Directive >>
Provide only the number of lines where "because" occurs.
----- Records shown -----
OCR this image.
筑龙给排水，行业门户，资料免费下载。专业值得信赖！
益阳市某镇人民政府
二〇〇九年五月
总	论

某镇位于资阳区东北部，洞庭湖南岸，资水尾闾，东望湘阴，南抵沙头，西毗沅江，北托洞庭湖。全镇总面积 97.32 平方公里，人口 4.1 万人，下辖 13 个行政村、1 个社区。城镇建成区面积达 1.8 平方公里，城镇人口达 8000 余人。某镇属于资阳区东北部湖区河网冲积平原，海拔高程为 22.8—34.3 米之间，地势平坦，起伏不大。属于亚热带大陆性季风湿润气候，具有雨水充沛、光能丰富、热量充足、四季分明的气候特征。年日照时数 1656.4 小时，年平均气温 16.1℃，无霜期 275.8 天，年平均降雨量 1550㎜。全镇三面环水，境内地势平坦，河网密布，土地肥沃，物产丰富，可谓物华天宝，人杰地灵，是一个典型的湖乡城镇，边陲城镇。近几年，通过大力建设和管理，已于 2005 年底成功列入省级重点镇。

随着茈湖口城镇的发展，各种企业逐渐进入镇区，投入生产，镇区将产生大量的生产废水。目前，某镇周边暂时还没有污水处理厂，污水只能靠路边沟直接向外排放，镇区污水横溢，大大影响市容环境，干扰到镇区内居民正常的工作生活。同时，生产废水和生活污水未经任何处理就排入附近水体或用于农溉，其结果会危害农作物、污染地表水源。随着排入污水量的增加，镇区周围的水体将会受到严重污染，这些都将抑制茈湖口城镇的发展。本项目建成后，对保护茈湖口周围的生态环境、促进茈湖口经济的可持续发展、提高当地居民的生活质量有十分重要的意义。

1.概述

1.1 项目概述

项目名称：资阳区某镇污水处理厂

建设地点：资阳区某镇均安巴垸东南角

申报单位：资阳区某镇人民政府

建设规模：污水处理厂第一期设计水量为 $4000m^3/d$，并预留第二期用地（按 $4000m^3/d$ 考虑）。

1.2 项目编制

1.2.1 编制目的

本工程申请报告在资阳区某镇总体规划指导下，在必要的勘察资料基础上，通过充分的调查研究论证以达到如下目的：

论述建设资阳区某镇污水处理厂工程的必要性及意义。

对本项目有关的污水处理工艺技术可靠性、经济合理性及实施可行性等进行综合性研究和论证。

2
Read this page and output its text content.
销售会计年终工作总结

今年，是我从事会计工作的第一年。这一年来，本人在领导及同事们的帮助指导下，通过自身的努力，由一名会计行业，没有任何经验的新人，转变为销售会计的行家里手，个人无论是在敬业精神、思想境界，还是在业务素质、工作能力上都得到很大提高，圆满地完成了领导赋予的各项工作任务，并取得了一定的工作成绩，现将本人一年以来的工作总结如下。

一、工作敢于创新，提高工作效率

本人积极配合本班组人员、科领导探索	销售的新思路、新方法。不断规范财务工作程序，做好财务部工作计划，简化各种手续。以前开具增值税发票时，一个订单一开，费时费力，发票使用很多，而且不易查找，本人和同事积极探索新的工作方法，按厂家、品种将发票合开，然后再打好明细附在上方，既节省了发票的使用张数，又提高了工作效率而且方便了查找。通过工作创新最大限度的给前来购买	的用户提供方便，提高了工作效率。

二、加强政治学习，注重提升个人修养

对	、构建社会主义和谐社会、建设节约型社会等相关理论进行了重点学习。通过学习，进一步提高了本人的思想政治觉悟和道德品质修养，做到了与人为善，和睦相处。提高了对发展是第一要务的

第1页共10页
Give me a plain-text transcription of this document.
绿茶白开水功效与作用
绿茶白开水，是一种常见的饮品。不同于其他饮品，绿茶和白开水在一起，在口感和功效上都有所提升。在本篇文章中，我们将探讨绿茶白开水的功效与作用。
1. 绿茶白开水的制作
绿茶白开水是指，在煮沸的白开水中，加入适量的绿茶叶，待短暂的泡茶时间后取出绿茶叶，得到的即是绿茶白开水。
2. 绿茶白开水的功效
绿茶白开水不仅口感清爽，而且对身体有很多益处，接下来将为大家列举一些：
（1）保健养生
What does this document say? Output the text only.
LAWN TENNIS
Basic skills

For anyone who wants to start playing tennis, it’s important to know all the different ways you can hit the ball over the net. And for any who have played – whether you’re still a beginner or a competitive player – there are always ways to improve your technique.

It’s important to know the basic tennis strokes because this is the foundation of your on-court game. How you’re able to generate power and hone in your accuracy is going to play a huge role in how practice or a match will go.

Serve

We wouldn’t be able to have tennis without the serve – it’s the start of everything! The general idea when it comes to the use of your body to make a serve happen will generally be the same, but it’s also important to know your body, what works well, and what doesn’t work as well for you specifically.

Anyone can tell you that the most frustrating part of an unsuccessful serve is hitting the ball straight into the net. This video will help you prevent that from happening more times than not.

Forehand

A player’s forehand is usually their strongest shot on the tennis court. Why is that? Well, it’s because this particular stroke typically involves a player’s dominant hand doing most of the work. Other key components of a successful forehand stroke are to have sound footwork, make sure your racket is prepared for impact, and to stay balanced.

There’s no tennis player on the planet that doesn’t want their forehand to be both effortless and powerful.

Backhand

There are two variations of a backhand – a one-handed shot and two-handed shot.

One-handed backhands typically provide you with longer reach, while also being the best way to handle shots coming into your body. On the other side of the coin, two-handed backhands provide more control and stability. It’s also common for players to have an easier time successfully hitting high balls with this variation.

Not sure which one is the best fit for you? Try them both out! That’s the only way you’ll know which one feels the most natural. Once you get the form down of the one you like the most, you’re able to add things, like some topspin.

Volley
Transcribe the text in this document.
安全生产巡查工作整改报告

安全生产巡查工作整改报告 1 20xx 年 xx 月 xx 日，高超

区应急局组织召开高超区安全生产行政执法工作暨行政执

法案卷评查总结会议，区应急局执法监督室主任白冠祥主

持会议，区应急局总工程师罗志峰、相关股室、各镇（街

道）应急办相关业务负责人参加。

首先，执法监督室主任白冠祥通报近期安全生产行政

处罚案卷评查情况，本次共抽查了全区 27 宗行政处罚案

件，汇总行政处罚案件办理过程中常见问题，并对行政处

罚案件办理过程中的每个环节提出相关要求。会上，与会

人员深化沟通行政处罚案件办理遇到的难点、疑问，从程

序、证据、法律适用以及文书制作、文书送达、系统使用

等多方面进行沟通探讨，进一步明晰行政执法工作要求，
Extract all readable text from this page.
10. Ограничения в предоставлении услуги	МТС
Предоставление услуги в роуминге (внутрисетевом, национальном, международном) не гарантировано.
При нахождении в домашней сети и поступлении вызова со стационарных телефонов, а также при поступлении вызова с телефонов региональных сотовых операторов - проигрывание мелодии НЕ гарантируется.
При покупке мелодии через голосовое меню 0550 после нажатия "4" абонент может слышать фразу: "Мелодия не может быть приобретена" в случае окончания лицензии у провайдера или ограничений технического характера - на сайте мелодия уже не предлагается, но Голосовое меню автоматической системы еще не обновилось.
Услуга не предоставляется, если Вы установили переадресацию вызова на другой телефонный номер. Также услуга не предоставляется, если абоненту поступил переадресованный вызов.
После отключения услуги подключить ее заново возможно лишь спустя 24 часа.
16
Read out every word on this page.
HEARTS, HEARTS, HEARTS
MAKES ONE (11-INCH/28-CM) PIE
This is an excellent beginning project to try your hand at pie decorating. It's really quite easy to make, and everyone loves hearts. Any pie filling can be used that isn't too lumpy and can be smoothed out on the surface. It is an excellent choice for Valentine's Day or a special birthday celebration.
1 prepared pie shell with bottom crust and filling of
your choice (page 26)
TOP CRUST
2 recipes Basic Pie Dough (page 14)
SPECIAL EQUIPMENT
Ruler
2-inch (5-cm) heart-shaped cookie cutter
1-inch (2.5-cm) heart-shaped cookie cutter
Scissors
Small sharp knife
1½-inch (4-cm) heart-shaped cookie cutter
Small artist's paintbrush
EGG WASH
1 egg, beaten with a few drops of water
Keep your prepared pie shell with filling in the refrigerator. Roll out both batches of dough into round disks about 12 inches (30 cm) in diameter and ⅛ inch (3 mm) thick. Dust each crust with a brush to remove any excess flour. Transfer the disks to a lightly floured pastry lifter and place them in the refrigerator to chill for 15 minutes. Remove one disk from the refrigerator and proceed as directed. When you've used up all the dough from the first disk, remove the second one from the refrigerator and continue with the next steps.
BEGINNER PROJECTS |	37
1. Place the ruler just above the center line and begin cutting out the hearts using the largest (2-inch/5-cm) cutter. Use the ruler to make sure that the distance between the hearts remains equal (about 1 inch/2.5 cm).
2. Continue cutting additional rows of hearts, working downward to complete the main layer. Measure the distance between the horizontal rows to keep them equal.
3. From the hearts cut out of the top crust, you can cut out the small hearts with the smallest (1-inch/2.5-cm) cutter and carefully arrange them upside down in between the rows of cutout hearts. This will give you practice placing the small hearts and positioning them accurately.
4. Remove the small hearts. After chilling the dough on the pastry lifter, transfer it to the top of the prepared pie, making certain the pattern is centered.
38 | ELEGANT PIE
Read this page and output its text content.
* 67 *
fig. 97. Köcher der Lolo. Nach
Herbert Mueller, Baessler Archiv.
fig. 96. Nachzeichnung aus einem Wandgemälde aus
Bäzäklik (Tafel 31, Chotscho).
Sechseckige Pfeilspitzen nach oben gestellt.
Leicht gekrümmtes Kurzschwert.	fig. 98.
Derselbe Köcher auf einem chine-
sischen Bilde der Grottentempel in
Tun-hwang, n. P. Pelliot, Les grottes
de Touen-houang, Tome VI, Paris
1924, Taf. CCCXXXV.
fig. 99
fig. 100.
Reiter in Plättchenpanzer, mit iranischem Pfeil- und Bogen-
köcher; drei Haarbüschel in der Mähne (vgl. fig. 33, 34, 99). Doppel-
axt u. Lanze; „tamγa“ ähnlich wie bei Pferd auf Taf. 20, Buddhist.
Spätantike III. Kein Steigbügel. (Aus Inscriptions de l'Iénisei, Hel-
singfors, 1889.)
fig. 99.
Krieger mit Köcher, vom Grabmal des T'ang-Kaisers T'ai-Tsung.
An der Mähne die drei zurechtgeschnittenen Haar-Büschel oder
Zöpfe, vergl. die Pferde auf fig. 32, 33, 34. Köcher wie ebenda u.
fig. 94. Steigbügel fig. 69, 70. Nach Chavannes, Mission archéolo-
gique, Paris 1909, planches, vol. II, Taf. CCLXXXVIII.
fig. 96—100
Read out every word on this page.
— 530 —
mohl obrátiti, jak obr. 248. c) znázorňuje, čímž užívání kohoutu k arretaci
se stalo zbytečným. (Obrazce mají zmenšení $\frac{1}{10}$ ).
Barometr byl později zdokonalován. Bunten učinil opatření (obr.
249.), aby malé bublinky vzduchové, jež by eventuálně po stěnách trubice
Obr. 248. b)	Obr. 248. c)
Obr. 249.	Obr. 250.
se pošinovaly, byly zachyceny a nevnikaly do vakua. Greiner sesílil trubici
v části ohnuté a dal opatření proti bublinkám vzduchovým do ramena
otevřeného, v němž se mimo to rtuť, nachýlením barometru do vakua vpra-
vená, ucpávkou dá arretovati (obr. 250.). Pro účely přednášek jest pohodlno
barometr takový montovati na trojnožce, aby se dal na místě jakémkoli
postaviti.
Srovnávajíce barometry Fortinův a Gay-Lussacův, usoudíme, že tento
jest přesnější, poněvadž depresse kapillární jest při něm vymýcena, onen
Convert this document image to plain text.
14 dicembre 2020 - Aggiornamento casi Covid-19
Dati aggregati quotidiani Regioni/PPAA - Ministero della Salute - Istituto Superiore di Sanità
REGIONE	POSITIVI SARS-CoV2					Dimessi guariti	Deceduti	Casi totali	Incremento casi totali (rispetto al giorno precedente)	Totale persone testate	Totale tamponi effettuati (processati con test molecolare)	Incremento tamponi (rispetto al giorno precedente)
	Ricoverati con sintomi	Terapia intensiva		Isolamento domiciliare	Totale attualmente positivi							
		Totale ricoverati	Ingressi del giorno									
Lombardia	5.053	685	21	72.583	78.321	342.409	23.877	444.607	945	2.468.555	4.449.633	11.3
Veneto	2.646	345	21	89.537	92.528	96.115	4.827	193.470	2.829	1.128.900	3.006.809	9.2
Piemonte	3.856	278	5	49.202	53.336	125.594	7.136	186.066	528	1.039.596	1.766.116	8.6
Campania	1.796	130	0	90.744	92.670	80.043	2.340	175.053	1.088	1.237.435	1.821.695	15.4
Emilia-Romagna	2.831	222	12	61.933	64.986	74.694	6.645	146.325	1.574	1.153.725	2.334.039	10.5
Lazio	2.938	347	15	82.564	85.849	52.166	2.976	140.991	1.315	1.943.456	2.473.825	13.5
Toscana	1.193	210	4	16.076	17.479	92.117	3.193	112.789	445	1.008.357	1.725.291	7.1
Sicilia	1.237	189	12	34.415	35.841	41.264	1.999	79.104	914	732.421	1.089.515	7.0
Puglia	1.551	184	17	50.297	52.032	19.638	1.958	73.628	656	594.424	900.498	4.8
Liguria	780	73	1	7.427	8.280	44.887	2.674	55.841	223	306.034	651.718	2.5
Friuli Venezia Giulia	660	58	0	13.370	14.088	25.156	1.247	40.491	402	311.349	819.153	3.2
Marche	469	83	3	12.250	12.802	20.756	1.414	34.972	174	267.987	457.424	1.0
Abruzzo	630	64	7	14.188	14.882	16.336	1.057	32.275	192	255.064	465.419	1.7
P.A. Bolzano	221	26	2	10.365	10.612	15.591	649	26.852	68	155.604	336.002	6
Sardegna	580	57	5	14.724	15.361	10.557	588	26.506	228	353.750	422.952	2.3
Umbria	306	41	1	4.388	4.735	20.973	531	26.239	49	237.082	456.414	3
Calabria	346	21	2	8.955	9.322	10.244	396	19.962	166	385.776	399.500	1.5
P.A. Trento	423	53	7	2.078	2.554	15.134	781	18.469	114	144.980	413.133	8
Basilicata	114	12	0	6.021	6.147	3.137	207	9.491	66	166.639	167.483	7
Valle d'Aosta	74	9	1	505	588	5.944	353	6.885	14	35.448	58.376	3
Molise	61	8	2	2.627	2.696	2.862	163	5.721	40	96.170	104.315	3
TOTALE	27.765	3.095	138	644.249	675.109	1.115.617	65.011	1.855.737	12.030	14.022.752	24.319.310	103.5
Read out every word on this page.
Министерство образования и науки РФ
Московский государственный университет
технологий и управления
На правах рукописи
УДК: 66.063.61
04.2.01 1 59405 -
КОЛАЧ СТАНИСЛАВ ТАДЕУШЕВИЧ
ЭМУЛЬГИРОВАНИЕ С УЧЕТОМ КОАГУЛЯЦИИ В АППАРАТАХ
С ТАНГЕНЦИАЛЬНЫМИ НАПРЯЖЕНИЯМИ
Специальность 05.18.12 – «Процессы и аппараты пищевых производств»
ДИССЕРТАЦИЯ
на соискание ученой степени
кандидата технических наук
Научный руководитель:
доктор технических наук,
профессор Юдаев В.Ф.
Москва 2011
-----
Response to the task >>
2